:: YOUR INSTRUCTIONS ::
Copy out the line containing "What text is on this page?" and each line after it, through the last one in the material, exactly as written.

────

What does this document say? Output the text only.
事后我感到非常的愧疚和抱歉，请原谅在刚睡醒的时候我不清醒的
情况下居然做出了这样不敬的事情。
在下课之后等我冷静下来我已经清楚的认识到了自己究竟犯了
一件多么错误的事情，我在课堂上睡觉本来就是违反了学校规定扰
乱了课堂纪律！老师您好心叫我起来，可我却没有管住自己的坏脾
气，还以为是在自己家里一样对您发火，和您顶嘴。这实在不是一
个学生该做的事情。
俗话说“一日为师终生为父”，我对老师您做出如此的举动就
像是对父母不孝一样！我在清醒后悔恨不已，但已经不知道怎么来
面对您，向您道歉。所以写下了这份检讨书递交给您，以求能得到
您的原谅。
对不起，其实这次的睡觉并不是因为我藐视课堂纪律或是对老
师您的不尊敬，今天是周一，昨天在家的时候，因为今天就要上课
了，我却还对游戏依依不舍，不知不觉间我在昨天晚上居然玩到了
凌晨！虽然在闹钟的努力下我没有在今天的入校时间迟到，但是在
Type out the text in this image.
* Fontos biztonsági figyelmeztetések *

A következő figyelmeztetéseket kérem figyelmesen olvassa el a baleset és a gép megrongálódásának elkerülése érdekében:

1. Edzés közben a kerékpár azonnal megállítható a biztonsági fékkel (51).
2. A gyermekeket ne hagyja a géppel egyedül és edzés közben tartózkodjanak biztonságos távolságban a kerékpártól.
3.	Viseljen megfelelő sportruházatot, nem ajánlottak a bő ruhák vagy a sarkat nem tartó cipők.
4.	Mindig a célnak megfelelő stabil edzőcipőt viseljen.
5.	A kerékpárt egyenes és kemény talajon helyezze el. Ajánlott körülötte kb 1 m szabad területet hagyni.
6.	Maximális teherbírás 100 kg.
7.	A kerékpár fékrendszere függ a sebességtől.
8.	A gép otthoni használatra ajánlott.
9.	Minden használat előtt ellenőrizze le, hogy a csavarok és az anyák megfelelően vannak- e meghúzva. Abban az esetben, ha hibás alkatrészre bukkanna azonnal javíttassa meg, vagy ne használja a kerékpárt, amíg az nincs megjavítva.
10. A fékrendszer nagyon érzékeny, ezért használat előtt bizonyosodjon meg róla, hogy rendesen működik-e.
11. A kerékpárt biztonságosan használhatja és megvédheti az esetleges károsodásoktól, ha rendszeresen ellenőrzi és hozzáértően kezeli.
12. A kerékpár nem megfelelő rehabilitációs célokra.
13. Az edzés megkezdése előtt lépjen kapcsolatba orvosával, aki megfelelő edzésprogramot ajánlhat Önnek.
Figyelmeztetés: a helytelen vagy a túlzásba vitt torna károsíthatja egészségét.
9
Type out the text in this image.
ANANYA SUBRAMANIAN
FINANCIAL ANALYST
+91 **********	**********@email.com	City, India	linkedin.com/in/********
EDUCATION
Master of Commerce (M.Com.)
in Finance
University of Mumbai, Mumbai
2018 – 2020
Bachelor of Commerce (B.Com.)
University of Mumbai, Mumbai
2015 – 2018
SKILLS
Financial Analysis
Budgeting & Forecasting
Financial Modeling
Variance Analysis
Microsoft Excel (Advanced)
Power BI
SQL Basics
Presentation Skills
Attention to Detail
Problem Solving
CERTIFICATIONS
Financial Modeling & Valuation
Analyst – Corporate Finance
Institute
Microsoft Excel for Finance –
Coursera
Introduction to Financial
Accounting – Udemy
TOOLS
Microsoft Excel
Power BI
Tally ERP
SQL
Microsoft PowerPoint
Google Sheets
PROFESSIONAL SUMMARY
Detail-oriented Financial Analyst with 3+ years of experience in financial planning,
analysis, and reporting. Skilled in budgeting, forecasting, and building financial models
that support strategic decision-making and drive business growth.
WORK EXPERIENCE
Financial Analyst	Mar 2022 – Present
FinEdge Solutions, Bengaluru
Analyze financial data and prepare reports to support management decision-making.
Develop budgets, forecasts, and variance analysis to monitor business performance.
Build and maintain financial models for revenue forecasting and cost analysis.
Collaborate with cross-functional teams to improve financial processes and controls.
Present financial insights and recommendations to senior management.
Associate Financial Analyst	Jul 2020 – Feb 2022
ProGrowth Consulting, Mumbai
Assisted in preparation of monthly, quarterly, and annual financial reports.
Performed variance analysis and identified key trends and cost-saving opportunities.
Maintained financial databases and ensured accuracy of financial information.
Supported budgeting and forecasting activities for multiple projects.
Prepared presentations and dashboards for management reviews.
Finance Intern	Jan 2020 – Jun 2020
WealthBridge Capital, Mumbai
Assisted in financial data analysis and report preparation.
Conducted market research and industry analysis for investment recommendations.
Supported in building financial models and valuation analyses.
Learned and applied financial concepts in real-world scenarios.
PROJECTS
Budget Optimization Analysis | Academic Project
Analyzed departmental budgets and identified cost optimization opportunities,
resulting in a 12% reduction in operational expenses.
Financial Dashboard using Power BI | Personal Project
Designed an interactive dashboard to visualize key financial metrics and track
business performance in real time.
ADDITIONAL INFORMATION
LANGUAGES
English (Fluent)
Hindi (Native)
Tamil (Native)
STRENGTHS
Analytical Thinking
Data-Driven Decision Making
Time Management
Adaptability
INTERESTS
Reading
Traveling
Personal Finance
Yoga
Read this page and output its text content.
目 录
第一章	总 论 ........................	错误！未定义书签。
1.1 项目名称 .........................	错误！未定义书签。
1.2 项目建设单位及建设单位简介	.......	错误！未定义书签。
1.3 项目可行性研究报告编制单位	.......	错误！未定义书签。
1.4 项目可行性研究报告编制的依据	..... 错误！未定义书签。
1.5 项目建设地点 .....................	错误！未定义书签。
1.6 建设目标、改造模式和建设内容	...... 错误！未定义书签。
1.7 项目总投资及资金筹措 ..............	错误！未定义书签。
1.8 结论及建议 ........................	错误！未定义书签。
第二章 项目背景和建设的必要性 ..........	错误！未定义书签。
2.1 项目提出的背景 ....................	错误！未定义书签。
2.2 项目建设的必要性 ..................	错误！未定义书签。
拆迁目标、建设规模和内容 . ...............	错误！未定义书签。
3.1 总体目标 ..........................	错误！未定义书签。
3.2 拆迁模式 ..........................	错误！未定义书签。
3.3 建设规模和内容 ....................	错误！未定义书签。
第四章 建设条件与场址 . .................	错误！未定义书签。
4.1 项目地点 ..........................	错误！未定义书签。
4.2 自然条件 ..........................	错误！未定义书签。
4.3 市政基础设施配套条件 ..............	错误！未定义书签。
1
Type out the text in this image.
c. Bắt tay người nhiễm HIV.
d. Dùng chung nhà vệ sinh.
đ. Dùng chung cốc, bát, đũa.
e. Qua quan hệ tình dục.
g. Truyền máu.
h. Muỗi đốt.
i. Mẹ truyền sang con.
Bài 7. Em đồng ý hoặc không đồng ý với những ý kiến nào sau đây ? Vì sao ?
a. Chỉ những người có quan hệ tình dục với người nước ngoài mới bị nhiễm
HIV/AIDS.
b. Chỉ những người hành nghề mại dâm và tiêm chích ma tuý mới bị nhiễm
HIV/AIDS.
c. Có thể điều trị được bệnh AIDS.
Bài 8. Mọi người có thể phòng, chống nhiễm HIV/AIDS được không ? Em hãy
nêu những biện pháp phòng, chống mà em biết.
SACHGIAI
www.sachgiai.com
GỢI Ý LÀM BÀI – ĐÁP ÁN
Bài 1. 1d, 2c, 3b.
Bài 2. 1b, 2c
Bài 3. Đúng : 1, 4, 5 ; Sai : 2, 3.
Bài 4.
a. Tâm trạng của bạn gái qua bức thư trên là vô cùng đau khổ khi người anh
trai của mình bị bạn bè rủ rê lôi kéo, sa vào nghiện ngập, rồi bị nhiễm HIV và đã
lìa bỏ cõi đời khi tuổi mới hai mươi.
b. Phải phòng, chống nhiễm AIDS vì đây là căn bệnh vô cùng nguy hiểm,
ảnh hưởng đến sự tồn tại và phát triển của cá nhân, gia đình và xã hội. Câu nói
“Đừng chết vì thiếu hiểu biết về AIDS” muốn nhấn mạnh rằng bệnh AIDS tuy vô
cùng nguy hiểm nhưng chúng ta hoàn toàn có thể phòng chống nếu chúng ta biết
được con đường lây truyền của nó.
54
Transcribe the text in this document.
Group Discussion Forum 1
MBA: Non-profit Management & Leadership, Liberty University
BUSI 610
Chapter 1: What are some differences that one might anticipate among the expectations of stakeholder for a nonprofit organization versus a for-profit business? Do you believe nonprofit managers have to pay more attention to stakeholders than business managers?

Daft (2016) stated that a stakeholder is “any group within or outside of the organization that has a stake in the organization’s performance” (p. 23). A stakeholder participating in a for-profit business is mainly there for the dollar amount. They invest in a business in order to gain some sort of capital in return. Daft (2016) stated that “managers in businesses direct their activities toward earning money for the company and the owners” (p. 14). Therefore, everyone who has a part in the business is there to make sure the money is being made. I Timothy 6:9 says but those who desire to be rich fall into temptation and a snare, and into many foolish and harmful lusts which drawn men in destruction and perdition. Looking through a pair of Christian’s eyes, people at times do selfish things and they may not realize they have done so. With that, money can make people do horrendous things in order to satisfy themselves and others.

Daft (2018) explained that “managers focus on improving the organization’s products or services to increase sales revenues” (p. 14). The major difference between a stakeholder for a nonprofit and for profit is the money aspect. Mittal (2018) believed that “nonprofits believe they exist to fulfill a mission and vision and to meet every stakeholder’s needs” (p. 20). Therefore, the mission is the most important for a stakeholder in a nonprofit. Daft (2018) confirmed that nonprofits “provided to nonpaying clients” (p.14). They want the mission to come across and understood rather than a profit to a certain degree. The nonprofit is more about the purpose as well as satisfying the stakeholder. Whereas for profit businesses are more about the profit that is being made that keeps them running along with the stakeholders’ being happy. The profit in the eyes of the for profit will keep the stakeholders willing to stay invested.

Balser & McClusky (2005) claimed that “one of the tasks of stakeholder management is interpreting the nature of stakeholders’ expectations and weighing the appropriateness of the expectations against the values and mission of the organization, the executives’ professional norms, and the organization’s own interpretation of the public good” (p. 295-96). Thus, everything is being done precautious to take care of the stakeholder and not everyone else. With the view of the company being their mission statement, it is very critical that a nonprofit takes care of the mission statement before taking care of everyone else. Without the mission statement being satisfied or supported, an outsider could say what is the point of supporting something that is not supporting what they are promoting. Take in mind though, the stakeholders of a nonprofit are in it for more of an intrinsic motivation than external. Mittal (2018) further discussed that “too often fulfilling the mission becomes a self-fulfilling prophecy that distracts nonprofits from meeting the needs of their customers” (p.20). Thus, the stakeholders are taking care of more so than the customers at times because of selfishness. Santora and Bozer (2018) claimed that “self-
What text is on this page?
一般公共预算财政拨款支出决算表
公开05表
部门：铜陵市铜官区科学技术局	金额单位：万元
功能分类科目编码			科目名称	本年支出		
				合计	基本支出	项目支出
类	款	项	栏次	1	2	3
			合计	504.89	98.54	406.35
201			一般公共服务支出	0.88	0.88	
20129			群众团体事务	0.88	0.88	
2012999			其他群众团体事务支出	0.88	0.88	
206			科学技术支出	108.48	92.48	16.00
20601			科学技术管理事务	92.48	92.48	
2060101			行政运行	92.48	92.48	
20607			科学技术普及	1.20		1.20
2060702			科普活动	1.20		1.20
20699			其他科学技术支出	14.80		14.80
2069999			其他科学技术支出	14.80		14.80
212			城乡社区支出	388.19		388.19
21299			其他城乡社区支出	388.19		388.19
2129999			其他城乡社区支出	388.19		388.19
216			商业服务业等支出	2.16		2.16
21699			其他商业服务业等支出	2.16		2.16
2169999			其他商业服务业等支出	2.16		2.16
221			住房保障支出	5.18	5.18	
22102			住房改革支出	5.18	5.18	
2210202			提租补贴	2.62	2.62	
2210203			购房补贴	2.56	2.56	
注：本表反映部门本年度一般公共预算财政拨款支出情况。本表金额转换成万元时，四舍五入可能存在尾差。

────

:: SOLUTION FOR THIS EXERCISE ::
What text is on this page?
一般公共预算财政拨款支出决算表
公开05表
部门：铜陵市铜官区科学技术局	金额单位：万元
功能分类科目编码			科目名称	本年支出		
				合计	基本支出	项目支出
类	款	项	栏次	1	2	3
			合计	504.89	98.54	406.35
201			一般公共服务支出	0.88	0.88	
20129			群众团体事务	0.88	0.88	
2012999			其他群众团体事务支出	0.88	0.88	
206			科学技术支出	108.48	92.48	16.00
20601			科学技术管理事务	92.48	92.48	
2060101			行政运行	92.48	92.48	
20607			科学技术普及	1.20		1.20
2060702			科普活动	1.20		1.20
20699			其他科学技术支出	14.80		14.80
2069999			其他科学技术支出	14.80		14.80
212			城乡社区支出	388.19		388.19
21299			其他城乡社区支出	388.19		388.19
2129999			其他城乡社区支出	388.19		388.19
216			商业服务业等支出	2.16		2.16
21699			其他商业服务业等支出	2.16		2.16
2169999			其他商业服务业等支出	2.16		2.16
221			住房保障支出	5.18	5.18	
22102			住房改革支出	5.18	5.18	
2210202			提租补贴	2.62	2.62	
2210203			购房补贴	2.56	2.56	
注：本表反映部门本年度一般公共预算财政拨款支出情况。本表金额转换成万元时，四舍五入可能存在尾差。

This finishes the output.